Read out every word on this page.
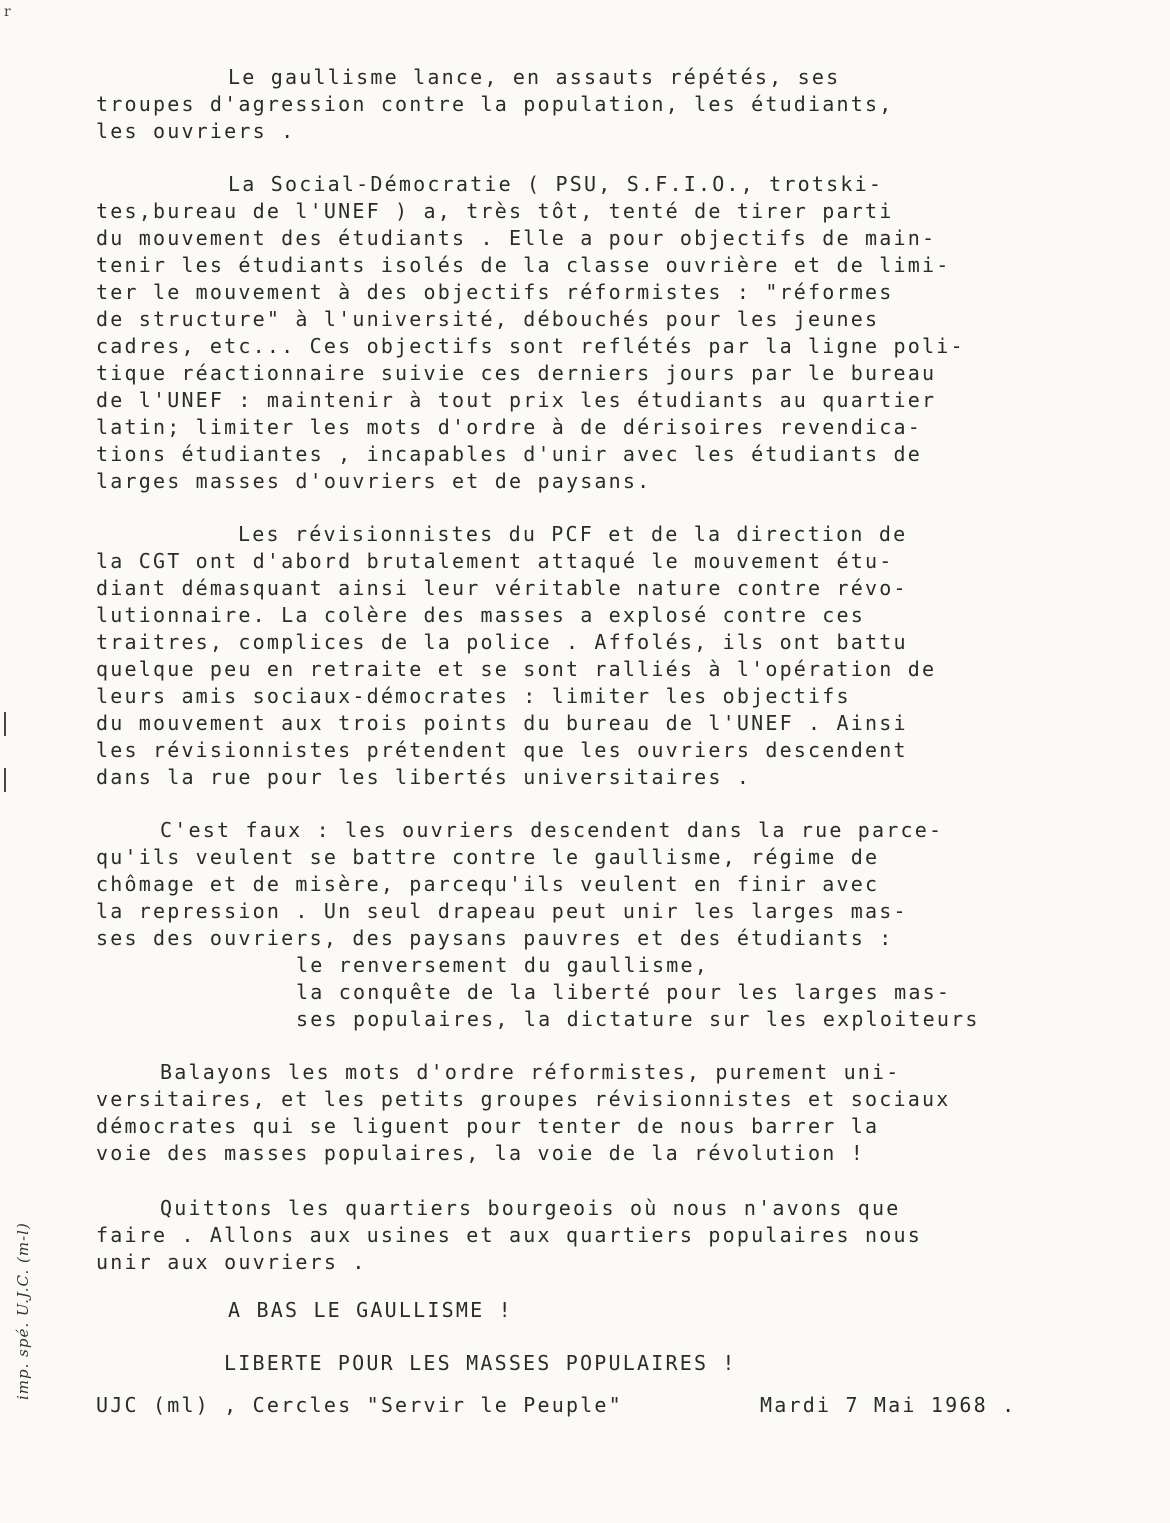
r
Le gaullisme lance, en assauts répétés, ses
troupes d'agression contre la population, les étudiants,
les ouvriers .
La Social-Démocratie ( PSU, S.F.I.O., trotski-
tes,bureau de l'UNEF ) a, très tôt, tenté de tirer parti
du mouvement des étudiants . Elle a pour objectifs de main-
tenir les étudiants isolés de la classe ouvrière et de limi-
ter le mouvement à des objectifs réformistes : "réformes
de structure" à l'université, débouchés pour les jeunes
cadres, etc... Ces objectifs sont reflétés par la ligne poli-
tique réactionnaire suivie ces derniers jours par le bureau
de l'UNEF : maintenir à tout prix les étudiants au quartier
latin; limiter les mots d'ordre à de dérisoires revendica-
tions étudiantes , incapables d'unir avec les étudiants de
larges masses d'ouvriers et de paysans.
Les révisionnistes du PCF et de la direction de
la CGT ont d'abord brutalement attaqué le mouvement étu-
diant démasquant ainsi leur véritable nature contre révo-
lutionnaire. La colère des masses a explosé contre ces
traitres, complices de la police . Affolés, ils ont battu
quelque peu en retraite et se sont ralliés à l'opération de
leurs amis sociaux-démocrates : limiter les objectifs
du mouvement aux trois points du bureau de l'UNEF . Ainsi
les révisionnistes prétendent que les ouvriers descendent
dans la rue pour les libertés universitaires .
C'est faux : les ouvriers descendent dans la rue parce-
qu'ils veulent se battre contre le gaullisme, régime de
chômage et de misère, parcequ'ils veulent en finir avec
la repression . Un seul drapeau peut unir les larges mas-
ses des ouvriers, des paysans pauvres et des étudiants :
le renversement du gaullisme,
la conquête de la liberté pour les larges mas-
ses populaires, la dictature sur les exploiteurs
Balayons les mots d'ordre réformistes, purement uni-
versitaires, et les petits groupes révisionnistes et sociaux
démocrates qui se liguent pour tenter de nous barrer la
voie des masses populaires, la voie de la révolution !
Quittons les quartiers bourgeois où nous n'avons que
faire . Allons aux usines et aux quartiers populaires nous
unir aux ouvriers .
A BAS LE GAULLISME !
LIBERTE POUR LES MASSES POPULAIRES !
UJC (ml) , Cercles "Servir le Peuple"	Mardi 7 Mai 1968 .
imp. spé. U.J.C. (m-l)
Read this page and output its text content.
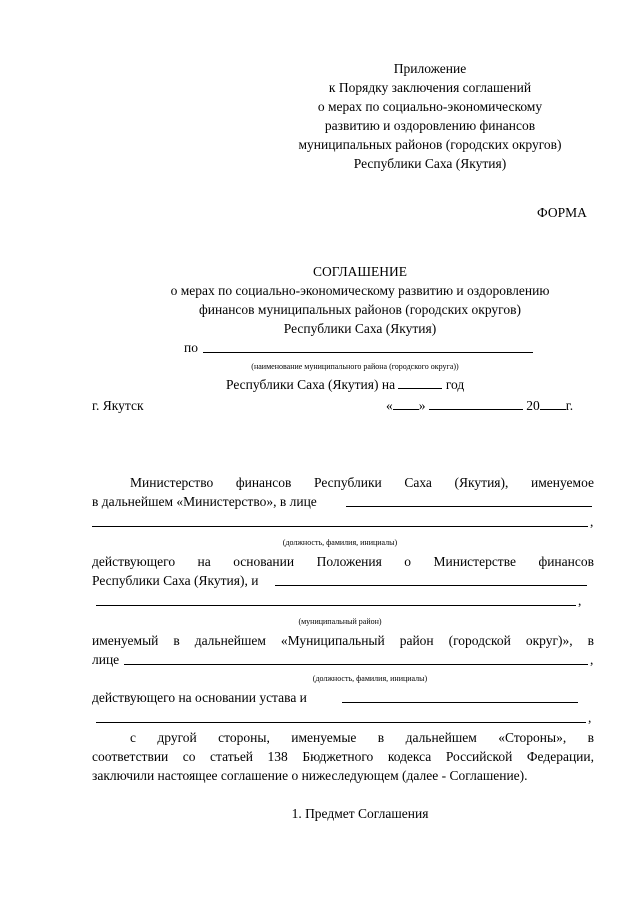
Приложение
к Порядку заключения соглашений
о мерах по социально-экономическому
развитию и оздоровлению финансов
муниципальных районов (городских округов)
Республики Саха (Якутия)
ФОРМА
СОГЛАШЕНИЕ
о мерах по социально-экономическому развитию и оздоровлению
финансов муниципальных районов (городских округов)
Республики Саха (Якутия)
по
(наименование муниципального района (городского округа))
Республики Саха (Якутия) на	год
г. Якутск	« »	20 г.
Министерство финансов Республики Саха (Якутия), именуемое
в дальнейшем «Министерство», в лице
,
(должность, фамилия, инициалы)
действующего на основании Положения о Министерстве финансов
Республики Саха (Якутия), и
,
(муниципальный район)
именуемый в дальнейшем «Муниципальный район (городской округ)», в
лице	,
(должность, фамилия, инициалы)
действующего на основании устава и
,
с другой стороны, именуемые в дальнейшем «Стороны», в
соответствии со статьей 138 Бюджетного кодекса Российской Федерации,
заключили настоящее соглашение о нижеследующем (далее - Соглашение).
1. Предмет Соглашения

★ ★ ★ ★

__Exercise prompt__
Copy all the records above exactly, but leave out the pictures.

__Response to this task__
Read out every word on this page.
r
Le gaullisme lance, en assauts répétés, ses
troupes d'agression contre la population, les étudiants,
les ouvriers .
La Social-Démocratie ( PSU, S.F.I.O., trotski-
tes,bureau de l'UNEF ) a, très tôt, tenté de tirer parti
du mouvement des étudiants . Elle a pour objectifs de main-
tenir les étudiants isolés de la classe ouvrière et de limi-
ter le mouvement à des objectifs réformistes : "réformes
de structure" à l'université, débouchés pour les jeunes
cadres, etc... Ces objectifs sont reflétés par la ligne poli-
tique réactionnaire suivie ces derniers jours par le bureau
de l'UNEF : maintenir à tout prix les étudiants au quartier
latin; limiter les mots d'ordre à de dérisoires revendica-
tions étudiantes , incapables d'unir avec les étudiants de
larges masses d'ouvriers et de paysans.
Les révisionnistes du PCF et de la direction de
la CGT ont d'abord brutalement attaqué le mouvement étu-
diant démasquant ainsi leur véritable nature contre révo-
lutionnaire. La colère des masses a explosé contre ces
traitres, complices de la police . Affolés, ils ont battu
quelque peu en retraite et se sont ralliés à l'opération de
leurs amis sociaux-démocrates : limiter les objectifs
du mouvement aux trois points du bureau de l'UNEF . Ainsi
les révisionnistes prétendent que les ouvriers descendent
dans la rue pour les libertés universitaires .
C'est faux : les ouvriers descendent dans la rue parce-
qu'ils veulent se battre contre le gaullisme, régime de
chômage et de misère, parcequ'ils veulent en finir avec
la repression . Un seul drapeau peut unir les larges mas-
ses des ouvriers, des paysans pauvres et des étudiants :
le renversement du gaullisme,
la conquête de la liberté pour les larges mas-
ses populaires, la dictature sur les exploiteurs
Balayons les mots d'ordre réformistes, purement uni-
versitaires, et les petits groupes révisionnistes et sociaux
démocrates qui se liguent pour tenter de nous barrer la
voie des masses populaires, la voie de la révolution !
Quittons les quartiers bourgeois où nous n'avons que
faire . Allons aux usines et aux quartiers populaires nous
unir aux ouvriers .
A BAS LE GAULLISME !
LIBERTE POUR LES MASSES POPULAIRES !
UJC (ml) , Cercles "Servir le Peuple"	Mardi 7 Mai 1968 .
imp. spé. U.J.C. (m-l)
Read this page and output its text content.
Приложение
к Порядку заключения соглашений
о мерах по социально-экономическому
развитию и оздоровлению финансов
муниципальных районов (городских округов)
Республики Саха (Якутия)
ФОРМА
СОГЛАШЕНИЕ
о мерах по социально-экономическому развитию и оздоровлению
финансов муниципальных районов (городских округов)
Республики Саха (Якутия)
по
(наименование муниципального района (городского округа))
Республики Саха (Якутия) на	год
г. Якутск	« »	20 г.
Министерство финансов Республики Саха (Якутия), именуемое
в дальнейшем «Министерство», в лице
,
(должность, фамилия, инициалы)
действующего на основании Положения о Министерстве финансов
Республики Саха (Якутия), и
,
(муниципальный район)
именуемый в дальнейшем «Муниципальный район (городской округ)», в
лице	,
(должность, фамилия, инициалы)
действующего на основании устава и
,
с другой стороны, именуемые в дальнейшем «Стороны», в
соответствии со статьей 138 Бюджетного кодекса Российской Федерации,
заключили настоящее соглашение о нижеследующем (далее - Соглашение).
1. Предмет Соглашения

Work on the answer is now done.